◆ **SOURCE PASSAGE**:
--*--

Thing is fella I never find these deals :D Ever.

It was going to be a very bitter pill to swallow given I will probably just equal the stock cooling too. End of the day pump + same size rad wasn't going to change the cooling much.

So I have been putting it off for ages.

Just need to find a rad now. Not in any hurry though. I think I have some green coolant, which even though would go against the colour theme as it sits I think it would look kinda cool.
 
I wish the Fury X was air cooled. This has brought up all my old feelings. Ha!

If it was then the blocks would have been cheaper IMO. And larger, too. Which is kinda nuts. I don't know why they were so expensive, maybe because they knew they would sell less so had to recoup the R&D costs somehow?

Thing is over the past three months all I have used really is my Fury X unless I am doing VR. And it's been flawless since AMD changed the drivers to sort out the VRAM limit. So I just don't feel like replacing it..
 
If it was then the blocks would have been cheaper IMO. And larger, too. Which is kinda nuts. I don't know why they were so expensive, maybe because they knew they would sell less so had to recoup the R&D costs somehow?

Thing is over the past three months all I have used really is my Fury X unless I am doing VR. And it's been flawless since AMD changed the drivers to sort out the VRAM limit. So I just don't feel like replacing it..

I imagine that R&D for waterblocks is indeed quite high in comparison to production, which once you have the machining should be manageable. So yeah, it could be that the Fury X sold so poorly that they had to charge a lot for them to recoup their expenditure. Then again, they didn't have to make any other Fury X waterblock iterations unlike the 980 and 980ti where they had to make ones for ASUS, Gigabyte, MSI, Zotac, etc. EK made a block for the Nano, Fury X, and ASUS Strix Fury. That's all I remember seeing from them. That reduces cost because you don't have to keep changing the code for the machines or have more machines working.

If the Fury X had been $600 in an air cooled version, it would have been so much better. Just those small changes would have made up for the memory and comparatively lacklustre DX11 performance.
 
Yeah for sure it must cost money and time to scan a GPU and make a block that fits it perfectly. There is a sod load of copper on the block too, because it has to cover the entire card.

I opened it earlier. He obviously takes care of his gear like I do mine because the back plate is like brand new without a single mark and the block too is pristine with all of the screws, TIM and even the single back plate adapter (that costs about £20 on its own FFS).

Just short a rad now. Been looking, couple took my fancy. That will have to wait, but I can do plenty in the mean time once I have recased my NAS and set that up :)
 
Good lord AlienALX that is an impressive haul

I'm with you on the cost of GPU water blocks, I'd love to do a full custom loop but the cost makes my eyes water. I'm not jealous at all... :D
 
Good lord AlienALX that is an impressive haul

I'm with you on the cost of GPU water blocks, I'd love to do a full custom loop but the cost makes my eyes water. I'm not jealous at all... :D

Yup it's ridiculous how much it costs tbh. When I built the CPU loop I spent a grand total of £120 which I thought was bloody cheap. The CPU block (a black EK, which is kinda spooky thinking about it) was £23 on Ebay and I got the rad on clearance for £43. I then got the fittings for £2.50 each, again down from about £15 each. So even with all of those massive savings it still came to £120, even using a £10 Chinese pump.

--*--

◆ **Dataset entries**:

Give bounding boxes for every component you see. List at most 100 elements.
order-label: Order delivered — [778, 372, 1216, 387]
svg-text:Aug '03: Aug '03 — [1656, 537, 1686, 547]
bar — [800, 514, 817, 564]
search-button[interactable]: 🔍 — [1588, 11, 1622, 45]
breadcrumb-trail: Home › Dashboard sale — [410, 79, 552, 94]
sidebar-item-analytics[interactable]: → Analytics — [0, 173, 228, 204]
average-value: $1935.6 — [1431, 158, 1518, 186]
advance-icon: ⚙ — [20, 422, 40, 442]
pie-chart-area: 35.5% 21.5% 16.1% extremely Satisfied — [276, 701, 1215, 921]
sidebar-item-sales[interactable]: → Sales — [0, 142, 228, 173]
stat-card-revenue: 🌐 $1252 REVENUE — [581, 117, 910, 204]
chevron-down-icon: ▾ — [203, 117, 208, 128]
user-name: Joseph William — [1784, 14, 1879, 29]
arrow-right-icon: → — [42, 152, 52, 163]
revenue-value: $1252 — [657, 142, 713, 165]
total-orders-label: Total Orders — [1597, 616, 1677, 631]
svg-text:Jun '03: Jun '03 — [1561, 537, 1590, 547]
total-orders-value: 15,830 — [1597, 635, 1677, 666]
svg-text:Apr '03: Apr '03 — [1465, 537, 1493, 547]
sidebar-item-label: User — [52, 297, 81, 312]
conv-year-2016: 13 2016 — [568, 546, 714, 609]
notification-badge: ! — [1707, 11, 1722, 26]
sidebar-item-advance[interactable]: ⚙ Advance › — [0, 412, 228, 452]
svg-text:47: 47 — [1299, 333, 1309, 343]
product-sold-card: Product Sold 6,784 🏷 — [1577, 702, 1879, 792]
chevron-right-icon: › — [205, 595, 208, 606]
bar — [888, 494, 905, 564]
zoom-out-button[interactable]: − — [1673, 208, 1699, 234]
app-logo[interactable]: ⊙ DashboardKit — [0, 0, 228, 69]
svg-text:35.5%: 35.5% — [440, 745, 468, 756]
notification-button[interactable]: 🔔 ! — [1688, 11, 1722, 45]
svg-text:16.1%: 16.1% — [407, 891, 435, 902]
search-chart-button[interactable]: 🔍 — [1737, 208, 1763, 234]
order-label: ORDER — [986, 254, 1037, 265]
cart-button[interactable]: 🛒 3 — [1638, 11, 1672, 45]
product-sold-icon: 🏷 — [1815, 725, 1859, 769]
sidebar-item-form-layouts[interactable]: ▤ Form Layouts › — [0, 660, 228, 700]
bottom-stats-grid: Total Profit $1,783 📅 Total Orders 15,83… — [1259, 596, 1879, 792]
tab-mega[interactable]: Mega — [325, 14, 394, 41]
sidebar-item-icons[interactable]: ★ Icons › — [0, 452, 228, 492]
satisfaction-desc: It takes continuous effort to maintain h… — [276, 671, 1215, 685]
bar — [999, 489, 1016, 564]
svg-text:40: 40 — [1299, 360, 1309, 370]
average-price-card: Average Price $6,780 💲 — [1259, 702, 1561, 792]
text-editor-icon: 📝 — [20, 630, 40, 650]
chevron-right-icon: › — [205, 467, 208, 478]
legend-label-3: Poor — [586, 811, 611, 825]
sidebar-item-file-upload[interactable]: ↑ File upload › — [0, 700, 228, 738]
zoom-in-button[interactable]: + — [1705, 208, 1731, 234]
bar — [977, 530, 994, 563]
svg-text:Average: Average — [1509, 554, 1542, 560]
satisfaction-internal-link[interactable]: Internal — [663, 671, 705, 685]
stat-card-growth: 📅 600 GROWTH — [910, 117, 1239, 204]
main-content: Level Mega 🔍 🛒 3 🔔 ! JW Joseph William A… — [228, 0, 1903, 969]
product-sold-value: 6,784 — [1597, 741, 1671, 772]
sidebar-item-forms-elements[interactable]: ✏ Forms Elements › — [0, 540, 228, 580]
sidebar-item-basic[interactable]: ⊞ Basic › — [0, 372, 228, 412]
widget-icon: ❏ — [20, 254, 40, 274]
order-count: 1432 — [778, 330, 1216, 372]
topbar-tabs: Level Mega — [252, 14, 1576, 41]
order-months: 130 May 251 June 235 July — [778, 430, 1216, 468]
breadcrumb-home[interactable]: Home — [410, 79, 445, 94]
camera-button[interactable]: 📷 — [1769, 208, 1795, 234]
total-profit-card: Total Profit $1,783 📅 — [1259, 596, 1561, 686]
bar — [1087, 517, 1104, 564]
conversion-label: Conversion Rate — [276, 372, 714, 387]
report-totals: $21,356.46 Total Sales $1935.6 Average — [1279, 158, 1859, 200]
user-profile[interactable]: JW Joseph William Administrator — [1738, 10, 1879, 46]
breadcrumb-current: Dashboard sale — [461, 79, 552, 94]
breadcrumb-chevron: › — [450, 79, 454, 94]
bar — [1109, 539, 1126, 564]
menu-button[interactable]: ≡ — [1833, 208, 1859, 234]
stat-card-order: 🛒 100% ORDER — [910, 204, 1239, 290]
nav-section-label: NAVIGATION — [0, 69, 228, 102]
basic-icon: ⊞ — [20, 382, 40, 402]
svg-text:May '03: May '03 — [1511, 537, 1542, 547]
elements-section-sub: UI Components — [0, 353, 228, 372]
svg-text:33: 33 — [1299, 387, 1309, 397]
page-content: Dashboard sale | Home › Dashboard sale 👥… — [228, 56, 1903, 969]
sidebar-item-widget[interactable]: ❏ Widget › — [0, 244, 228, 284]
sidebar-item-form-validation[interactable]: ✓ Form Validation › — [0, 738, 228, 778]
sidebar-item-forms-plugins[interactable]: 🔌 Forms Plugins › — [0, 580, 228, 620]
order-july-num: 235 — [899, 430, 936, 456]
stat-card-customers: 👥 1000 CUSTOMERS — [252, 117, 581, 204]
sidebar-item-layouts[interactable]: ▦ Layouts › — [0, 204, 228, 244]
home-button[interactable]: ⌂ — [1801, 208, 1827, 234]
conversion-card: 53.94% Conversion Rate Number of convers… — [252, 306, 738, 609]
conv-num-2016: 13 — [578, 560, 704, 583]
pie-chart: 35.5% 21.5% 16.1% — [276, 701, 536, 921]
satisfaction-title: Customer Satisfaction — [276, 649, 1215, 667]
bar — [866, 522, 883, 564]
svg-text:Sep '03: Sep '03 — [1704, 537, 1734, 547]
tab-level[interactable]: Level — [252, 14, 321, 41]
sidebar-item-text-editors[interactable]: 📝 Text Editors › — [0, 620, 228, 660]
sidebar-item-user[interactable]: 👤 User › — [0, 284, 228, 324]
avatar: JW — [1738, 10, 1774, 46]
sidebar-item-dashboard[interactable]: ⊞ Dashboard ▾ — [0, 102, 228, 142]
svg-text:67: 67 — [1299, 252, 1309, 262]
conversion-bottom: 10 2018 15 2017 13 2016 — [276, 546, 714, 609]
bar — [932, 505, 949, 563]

--*--

Carry the forum thread on GPU water-cooling costs forward, starting right after its final sentence.

◆ **EXPECTED OUTPUT**:
If I had paid new prices for the block and fittings I just bought I would be in for £300 already. That's without the rad/res which is around another £50 etc.
 
Yeah, I spec'ed out a bare essential but still very nice loop and I couldn't get it below €700 with EK components. It actually hovered around €800 with all the extra little bits and bobs like tubing, coolant, thermal paste, etc. Maybe if you bought from various different vendors you might be able to get it below €700, but it's just not worth it to me. I keep trying to find a way to get into proper water cooling for less money, but the prices are too damn high. :p
 
Yeah, I spec'ed out a bare essential but still very nice loop and I couldn't get it below €700 with EK components. It actually hovered around €800 with all the extra little bits and bobs like tubing, coolant, thermal paste, etc. Maybe if you bought from various different vendors you might be able to get it below €700, but it's just not worth it to me. I keep trying to find a way to get into proper water cooling for less money, but the prices are too damn high. :p

It's tough. Fittings are the toughest part tbh. Once you have those you can really use your cunning to get the rest. That pump I bought for Riff Tamson cost me £10.29 from China. I took it apart and the pump shaft and bearing are actually ceramic. So I have no concerns about those wearing out, and the motor seems to be strong. It's a little awkward to set it up due to the 90' way it's laid out (instead of parallel in/out) but other than that it's a fantastic pump.

When I built Dianoga I managed to find fittings at rock bottom prices, so long as you were prepared to use 19mm hose which is enormous. I picked up three four packs of Monsoon Chainguns for £9.99 each. Those packs were like £60 before, IIRC they are nearly £20 per fitting. It's that part that catches you out.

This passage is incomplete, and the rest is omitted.